Do this. Can you copy out the data exactly? Leave the images out.

########

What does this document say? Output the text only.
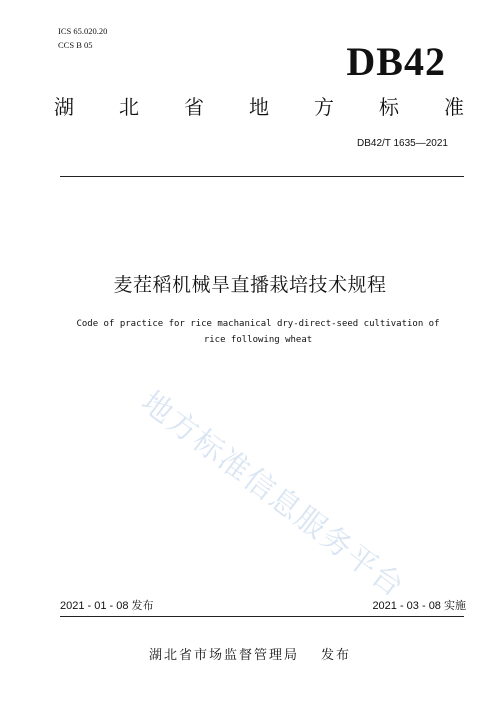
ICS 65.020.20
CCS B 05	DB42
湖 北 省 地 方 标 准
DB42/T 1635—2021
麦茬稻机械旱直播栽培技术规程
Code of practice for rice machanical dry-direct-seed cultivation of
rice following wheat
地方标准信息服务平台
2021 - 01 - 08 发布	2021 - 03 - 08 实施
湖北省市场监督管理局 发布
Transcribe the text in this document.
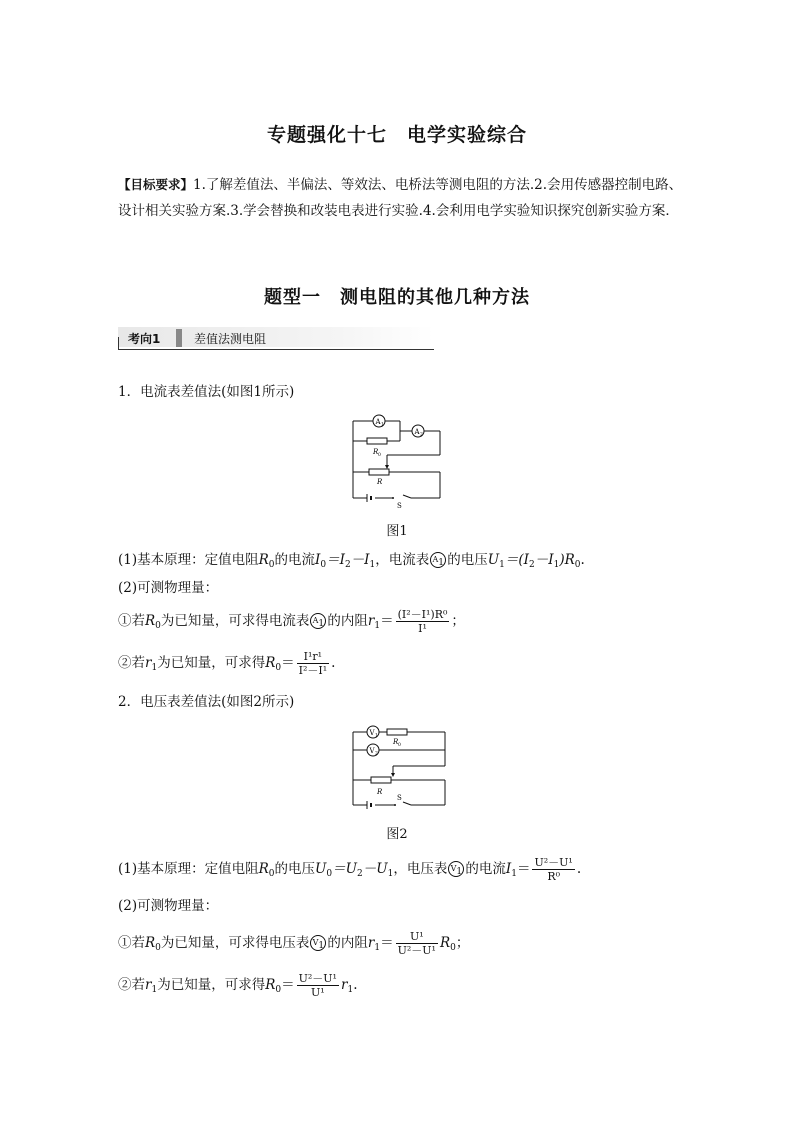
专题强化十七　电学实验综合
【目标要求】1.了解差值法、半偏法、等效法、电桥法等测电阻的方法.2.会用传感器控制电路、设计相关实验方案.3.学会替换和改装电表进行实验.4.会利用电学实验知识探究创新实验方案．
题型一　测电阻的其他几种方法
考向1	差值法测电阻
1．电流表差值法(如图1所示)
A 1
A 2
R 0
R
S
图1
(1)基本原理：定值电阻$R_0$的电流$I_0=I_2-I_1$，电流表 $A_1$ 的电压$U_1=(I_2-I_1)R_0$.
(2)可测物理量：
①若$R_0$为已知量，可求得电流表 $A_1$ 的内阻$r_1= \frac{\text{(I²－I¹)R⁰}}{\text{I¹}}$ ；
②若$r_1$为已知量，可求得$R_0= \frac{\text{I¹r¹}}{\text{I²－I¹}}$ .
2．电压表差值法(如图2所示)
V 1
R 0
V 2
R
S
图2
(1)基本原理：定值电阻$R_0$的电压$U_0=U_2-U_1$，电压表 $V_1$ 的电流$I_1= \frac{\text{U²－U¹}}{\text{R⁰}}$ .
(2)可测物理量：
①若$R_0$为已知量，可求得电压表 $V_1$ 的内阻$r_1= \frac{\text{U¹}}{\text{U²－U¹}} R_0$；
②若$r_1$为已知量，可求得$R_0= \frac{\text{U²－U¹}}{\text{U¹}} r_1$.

########

Complete output.
What does this document say? Output the text only.
ICS 65.020.20
CCS B 05	DB42
湖 北 省 地 方 标 准
DB42/T 1635—2021
麦茬稻机械旱直播栽培技术规程
Code of practice for rice machanical dry-direct-seed cultivation of
rice following wheat
地方标准信息服务平台
2021 - 01 - 08 发布	2021 - 03 - 08 实施
湖北省市场监督管理局 发布
Transcribe the text in this document.
专题强化十七　电学实验综合
【目标要求】1.了解差值法、半偏法、等效法、电桥法等测电阻的方法.2.会用传感器控制电路、设计相关实验方案.3.学会替换和改装电表进行实验.4.会利用电学实验知识探究创新实验方案．
题型一　测电阻的其他几种方法
考向1	差值法测电阻
1．电流表差值法(如图1所示)
A 1
A 2
R 0
R
S
图1
(1)基本原理：定值电阻$R_0$的电流$I_0=I_2-I_1$，电流表 $A_1$ 的电压$U_1=(I_2-I_1)R_0$.
(2)可测物理量：
①若$R_0$为已知量，可求得电流表 $A_1$ 的内阻$r_1= \frac{\text{(I²－I¹)R⁰}}{\text{I¹}}$ ；
②若$r_1$为已知量，可求得$R_0= \frac{\text{I¹r¹}}{\text{I²－I¹}}$ .
2．电压表差值法(如图2所示)
V 1
R 0
V 2
R
S
图2
(1)基本原理：定值电阻$R_0$的电压$U_0=U_2-U_1$，电压表 $V_1$ 的电流$I_1= \frac{\text{U²－U¹}}{\text{R⁰}}$ .
(2)可测物理量：
①若$R_0$为已知量，可求得电压表 $V_1$ 的内阻$r_1= \frac{\text{U¹}}{\text{U²－U¹}} R_0$；
②若$r_1$为已知量，可求得$R_0= \frac{\text{U²－U¹}}{\text{U¹}} r_1$.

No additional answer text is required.